Description of the task:
State how many lines of the records contain the string "chevron". Give the number alone.
--------------------------------------------------
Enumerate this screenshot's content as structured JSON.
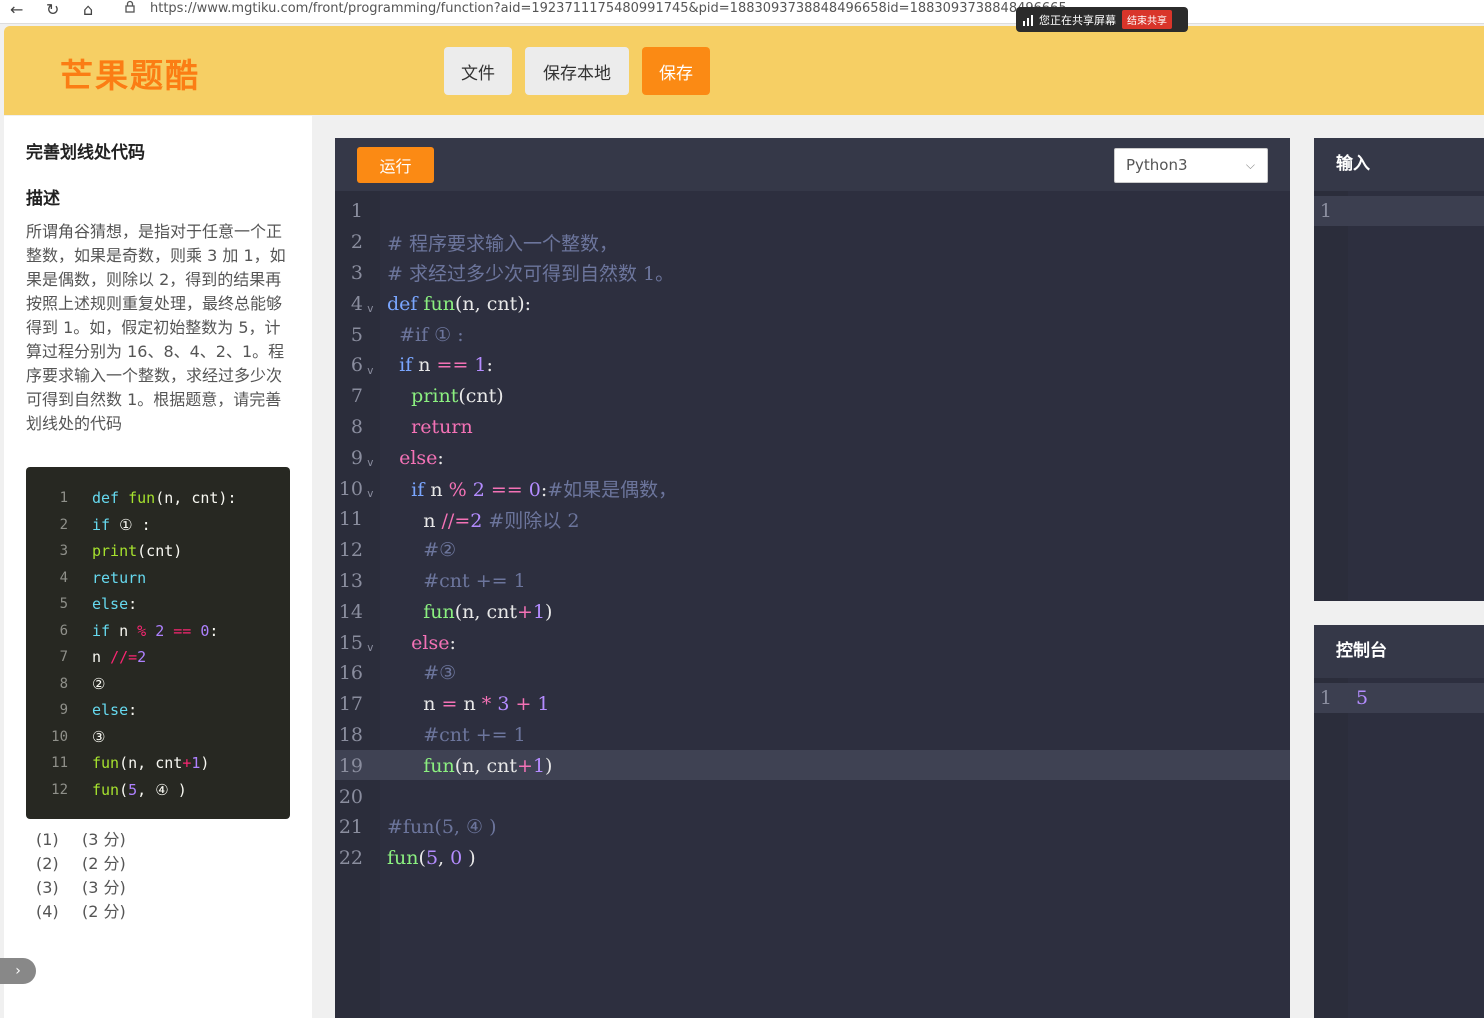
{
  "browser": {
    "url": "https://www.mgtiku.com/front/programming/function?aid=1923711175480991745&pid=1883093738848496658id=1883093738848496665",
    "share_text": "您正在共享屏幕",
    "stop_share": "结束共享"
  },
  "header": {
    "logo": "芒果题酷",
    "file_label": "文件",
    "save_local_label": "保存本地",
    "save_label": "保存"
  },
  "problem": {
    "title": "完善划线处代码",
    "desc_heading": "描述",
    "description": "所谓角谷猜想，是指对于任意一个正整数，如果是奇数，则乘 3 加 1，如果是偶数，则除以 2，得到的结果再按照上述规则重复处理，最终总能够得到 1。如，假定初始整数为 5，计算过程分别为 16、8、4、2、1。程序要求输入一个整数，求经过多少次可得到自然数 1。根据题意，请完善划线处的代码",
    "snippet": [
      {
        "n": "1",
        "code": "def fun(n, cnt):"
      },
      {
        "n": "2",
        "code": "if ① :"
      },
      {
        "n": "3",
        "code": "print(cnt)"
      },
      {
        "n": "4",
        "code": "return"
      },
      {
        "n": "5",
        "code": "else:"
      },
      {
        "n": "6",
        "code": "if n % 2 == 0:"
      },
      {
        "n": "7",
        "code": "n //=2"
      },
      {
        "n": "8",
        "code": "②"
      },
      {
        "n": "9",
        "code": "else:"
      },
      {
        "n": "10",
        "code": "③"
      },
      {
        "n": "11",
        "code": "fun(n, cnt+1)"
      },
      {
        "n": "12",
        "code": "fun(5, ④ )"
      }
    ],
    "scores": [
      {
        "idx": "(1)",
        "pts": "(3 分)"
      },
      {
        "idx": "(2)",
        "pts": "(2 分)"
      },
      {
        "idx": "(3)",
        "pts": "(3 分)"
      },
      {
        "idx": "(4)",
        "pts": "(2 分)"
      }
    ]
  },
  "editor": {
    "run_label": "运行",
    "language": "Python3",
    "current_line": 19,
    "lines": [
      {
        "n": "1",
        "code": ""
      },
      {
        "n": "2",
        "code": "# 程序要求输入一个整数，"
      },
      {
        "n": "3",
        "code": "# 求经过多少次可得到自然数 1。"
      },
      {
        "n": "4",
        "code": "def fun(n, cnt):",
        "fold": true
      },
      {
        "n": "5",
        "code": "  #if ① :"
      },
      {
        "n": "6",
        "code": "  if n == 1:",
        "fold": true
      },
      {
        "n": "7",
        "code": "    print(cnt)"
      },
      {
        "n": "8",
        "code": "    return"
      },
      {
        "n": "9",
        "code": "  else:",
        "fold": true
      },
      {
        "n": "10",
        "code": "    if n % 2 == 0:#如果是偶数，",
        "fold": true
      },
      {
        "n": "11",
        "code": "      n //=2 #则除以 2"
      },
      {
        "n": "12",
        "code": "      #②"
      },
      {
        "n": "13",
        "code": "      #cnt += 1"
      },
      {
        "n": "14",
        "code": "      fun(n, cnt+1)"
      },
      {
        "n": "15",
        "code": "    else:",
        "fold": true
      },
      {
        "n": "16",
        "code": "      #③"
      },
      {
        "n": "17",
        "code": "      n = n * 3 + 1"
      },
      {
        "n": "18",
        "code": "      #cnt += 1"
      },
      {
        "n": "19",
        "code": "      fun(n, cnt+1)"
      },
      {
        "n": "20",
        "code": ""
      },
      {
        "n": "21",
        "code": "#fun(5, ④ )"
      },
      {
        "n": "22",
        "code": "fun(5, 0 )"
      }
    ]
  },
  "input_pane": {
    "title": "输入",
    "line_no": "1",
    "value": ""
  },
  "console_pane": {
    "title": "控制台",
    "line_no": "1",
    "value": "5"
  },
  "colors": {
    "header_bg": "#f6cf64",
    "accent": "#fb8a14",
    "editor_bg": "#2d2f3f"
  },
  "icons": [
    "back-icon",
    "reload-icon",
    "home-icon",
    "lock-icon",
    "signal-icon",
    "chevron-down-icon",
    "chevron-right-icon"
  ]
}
--------------------------------------------------
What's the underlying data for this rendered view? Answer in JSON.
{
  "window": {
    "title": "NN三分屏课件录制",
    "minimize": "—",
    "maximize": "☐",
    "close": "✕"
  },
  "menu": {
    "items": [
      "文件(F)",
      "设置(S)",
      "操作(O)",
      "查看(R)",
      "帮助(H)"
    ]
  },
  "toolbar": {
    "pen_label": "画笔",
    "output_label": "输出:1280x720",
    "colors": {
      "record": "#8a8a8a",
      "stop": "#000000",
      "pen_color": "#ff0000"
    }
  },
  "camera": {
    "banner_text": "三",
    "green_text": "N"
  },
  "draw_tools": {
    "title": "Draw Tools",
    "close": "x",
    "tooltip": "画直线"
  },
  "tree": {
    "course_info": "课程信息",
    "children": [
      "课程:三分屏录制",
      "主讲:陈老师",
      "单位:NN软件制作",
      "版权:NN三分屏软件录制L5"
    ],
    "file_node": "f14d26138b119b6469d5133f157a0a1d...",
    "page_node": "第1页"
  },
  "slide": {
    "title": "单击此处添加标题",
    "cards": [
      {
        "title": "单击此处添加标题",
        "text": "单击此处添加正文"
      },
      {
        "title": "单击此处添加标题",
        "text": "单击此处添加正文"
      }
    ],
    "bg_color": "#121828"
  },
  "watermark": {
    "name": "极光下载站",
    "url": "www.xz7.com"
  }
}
--------------------------------------------------
Answer to this task:
2